Records that describe figures
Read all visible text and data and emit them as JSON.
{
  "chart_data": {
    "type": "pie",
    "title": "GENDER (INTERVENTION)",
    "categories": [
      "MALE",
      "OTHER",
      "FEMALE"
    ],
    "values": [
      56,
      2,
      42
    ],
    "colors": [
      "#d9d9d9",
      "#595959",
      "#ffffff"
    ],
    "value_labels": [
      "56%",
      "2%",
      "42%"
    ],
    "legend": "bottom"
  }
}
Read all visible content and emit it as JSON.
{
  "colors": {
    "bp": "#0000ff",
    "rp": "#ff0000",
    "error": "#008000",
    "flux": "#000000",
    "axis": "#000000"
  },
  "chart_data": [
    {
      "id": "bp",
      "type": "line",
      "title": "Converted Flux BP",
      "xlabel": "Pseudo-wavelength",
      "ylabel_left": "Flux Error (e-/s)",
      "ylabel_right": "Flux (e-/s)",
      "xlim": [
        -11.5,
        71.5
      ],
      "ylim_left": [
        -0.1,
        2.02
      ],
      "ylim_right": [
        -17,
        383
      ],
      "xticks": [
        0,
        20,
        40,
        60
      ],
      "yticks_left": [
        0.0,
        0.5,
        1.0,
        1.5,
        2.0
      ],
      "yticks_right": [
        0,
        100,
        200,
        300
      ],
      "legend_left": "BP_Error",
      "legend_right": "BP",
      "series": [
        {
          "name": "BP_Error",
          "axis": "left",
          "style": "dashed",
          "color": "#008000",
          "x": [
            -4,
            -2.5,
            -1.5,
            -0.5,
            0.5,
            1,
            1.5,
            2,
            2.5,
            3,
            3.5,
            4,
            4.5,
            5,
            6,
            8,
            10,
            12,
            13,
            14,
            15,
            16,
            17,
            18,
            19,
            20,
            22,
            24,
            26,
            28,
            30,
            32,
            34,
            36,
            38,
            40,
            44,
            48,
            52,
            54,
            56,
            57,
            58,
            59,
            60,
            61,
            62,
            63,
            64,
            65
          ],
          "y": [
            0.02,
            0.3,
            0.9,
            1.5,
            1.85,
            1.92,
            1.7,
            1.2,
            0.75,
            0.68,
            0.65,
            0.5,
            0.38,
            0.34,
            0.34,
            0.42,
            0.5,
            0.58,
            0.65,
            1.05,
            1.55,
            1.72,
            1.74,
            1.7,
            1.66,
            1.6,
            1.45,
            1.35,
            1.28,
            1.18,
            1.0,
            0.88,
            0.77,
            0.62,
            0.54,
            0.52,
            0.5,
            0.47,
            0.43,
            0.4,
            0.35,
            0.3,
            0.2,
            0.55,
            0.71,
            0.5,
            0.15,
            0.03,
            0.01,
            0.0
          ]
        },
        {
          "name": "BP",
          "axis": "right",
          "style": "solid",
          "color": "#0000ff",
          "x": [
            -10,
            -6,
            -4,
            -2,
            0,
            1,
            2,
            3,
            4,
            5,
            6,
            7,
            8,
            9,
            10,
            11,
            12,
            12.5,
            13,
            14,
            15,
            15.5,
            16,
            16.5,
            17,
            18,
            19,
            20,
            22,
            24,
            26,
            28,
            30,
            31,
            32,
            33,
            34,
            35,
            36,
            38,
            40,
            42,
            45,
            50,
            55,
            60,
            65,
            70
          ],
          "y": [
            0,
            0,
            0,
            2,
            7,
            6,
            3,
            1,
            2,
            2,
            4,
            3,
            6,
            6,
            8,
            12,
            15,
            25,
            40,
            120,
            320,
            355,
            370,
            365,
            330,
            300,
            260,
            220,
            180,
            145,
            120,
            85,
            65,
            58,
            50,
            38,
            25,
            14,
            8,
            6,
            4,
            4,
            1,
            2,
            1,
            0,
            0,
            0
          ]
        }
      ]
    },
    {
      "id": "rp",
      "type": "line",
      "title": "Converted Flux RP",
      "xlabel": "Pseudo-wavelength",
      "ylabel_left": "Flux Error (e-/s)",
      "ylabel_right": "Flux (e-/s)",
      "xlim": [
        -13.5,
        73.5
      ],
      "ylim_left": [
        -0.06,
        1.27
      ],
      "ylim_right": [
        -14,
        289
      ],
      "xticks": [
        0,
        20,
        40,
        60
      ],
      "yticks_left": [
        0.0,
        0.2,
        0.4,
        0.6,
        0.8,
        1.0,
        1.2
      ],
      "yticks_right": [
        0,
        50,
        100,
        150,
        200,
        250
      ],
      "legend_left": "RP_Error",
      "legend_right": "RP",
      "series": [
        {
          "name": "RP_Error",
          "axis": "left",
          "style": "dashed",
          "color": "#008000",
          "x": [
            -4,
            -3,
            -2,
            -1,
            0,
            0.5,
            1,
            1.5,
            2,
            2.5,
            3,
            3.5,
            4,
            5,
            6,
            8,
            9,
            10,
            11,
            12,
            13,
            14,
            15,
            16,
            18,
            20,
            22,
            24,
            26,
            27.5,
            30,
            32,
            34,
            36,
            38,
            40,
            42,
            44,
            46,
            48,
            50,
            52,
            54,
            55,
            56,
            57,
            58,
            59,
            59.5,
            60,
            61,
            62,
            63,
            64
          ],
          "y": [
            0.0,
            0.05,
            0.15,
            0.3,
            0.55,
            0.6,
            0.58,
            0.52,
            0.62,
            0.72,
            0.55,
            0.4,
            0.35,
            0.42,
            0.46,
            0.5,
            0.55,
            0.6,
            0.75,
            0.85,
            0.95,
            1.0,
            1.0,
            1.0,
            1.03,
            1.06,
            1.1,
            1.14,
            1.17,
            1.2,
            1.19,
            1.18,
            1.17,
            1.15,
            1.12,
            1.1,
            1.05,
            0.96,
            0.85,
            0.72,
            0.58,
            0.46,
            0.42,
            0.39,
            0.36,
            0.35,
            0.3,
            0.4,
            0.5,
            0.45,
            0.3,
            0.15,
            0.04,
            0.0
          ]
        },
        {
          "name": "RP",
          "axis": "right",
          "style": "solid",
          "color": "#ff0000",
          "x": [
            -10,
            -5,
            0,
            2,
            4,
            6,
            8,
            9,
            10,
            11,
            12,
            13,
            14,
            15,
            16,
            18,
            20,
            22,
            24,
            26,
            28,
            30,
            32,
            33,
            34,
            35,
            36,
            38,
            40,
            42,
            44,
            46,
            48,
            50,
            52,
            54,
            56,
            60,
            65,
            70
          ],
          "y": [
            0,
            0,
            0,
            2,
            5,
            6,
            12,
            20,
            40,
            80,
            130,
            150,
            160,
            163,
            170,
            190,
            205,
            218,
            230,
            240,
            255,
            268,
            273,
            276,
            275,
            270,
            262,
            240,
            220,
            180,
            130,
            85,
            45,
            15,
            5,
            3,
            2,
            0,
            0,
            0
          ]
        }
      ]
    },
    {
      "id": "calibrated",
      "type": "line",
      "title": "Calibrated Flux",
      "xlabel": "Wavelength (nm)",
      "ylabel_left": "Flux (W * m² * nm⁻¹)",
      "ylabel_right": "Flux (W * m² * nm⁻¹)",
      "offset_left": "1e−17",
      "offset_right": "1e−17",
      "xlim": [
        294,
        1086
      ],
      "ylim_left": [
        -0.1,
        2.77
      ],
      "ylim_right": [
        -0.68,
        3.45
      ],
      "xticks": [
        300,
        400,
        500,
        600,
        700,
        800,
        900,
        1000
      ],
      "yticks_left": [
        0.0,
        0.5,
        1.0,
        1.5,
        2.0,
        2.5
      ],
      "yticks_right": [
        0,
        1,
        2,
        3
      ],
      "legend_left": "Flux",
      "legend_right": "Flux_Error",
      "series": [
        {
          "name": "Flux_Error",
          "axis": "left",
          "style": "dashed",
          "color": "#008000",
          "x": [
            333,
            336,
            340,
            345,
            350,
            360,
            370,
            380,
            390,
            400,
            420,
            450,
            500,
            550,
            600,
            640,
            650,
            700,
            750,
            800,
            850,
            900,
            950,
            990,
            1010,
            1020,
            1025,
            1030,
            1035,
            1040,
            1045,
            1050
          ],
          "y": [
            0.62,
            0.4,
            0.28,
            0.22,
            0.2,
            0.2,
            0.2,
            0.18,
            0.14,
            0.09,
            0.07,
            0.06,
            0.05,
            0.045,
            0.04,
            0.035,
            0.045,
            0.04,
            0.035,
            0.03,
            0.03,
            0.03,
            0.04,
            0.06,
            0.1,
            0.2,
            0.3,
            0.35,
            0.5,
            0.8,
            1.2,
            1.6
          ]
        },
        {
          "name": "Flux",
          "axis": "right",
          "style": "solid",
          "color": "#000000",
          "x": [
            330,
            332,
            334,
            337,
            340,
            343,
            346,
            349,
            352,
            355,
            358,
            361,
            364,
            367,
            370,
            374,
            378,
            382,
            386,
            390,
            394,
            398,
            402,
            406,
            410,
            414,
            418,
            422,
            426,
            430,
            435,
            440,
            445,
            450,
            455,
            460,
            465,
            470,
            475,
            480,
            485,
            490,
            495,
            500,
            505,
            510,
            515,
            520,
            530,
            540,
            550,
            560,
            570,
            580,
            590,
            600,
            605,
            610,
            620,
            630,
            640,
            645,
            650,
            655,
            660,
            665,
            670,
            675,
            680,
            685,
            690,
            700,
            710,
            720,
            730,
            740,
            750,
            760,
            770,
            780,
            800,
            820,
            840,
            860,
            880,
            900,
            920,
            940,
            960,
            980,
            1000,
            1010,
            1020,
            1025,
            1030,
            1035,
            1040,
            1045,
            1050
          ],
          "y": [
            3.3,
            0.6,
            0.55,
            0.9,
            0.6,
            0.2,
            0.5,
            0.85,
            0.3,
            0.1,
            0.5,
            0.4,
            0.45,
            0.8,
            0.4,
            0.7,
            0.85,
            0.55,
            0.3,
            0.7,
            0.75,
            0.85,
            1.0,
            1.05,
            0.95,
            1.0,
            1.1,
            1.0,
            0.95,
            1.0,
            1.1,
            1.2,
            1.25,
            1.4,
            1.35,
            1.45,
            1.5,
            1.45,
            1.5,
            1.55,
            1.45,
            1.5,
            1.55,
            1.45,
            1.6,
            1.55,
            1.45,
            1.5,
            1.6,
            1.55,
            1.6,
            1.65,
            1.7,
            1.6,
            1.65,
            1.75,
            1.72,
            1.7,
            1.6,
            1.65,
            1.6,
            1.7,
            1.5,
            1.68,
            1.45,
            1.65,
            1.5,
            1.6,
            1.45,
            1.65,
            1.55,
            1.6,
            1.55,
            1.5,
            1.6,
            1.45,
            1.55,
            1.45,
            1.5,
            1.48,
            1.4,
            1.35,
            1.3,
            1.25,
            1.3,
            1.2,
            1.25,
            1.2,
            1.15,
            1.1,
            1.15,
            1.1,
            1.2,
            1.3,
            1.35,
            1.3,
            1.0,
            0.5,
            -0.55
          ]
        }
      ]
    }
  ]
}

Task to complete »
Find every line in the records that has the string "Converted", then state how many there are and nothing else.

Output of the exercise »
2